====== DATASET ROWS ======

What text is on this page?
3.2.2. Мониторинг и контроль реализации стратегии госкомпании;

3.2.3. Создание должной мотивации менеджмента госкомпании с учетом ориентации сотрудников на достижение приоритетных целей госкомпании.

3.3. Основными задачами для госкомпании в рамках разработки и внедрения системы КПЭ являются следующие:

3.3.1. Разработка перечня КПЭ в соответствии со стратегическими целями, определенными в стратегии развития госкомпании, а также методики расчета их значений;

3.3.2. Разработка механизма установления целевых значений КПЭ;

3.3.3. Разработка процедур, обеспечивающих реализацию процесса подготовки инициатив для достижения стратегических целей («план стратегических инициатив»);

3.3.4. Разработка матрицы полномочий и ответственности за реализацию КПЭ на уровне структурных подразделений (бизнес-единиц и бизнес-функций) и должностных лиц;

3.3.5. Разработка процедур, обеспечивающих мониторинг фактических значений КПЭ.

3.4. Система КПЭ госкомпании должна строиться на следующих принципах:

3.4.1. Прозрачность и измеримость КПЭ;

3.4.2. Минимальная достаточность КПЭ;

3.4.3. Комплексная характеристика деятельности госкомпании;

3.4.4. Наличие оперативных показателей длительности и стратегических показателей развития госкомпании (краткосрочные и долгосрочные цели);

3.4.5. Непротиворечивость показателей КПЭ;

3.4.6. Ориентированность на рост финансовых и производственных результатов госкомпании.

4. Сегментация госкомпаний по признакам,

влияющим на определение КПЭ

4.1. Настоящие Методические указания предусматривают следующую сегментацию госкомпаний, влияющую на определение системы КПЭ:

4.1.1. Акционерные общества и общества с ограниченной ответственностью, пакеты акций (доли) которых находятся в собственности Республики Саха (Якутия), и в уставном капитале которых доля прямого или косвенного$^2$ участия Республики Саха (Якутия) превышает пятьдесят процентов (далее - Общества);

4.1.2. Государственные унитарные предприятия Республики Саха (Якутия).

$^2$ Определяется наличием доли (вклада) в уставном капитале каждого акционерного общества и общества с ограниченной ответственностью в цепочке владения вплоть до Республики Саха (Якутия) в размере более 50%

======
====== DATASET ROWS ======

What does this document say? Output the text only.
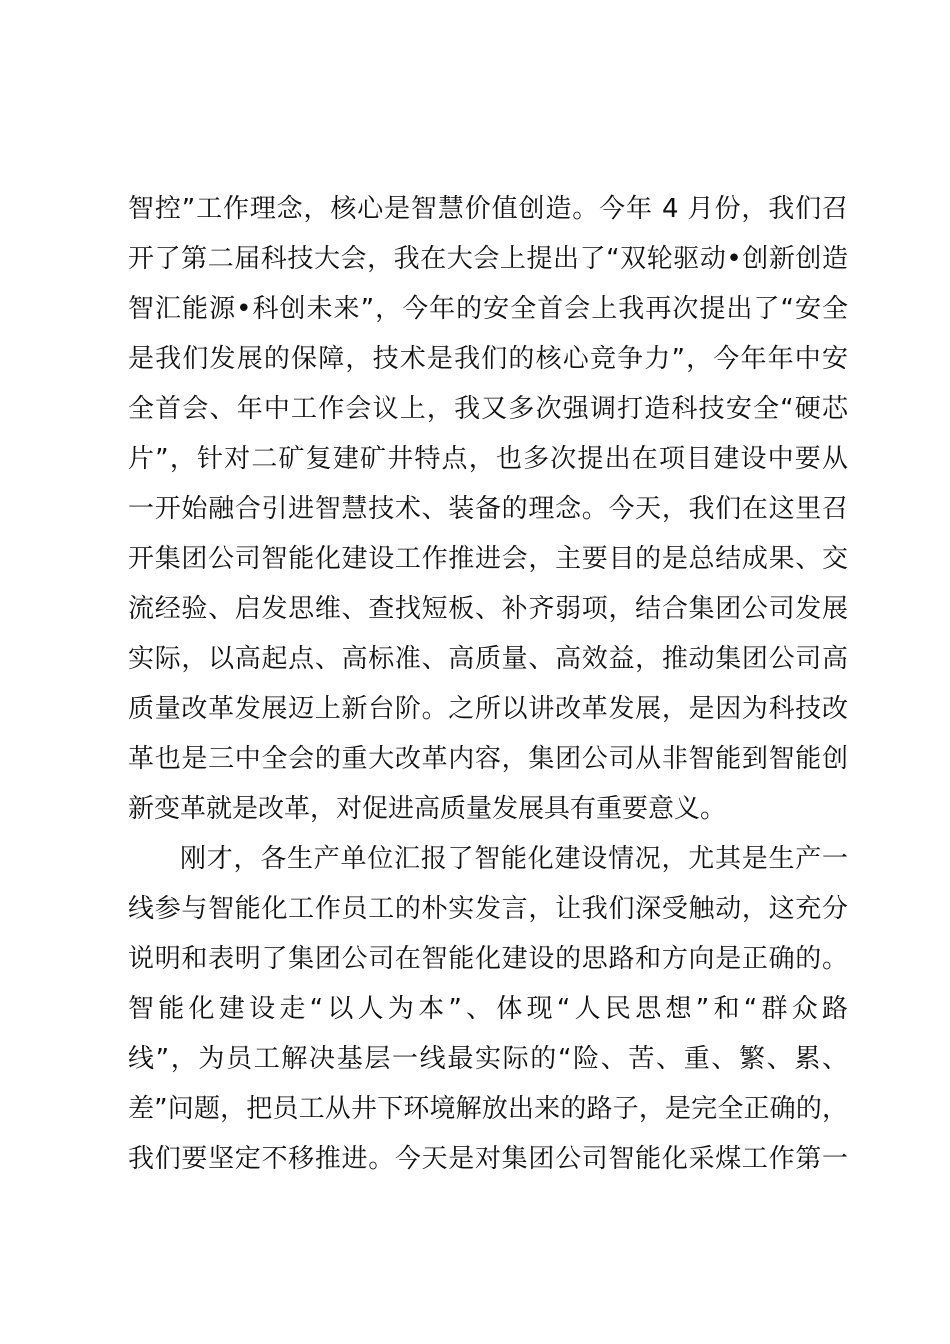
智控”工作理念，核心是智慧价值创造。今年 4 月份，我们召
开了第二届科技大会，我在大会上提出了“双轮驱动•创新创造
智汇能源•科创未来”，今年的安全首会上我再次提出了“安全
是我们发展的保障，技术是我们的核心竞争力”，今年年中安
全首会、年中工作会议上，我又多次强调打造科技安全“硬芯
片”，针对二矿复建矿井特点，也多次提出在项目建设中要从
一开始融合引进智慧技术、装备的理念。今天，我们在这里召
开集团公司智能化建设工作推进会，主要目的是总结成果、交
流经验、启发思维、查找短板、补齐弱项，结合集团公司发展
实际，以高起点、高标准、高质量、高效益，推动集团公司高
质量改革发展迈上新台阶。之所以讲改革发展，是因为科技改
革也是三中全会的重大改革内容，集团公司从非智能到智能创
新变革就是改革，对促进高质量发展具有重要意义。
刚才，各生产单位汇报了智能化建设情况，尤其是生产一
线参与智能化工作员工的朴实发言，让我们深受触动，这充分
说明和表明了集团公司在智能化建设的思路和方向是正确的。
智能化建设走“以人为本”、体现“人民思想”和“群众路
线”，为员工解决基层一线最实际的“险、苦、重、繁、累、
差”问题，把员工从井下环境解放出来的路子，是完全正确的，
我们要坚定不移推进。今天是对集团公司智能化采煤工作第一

======

• _THE TASK_:
Read through the entries and copy every line that includes "развития".

• _THE REPLY_:
3.3.1. Разработка перечня КПЭ в соответствии со стратегическими целями, определенными в стратегии развития госкомпании, а также методики расчета их значений;
3.4.4. Наличие оперативных показателей длительности и стратегических показателей развития госкомпании (краткосрочные и долгосрочные цели);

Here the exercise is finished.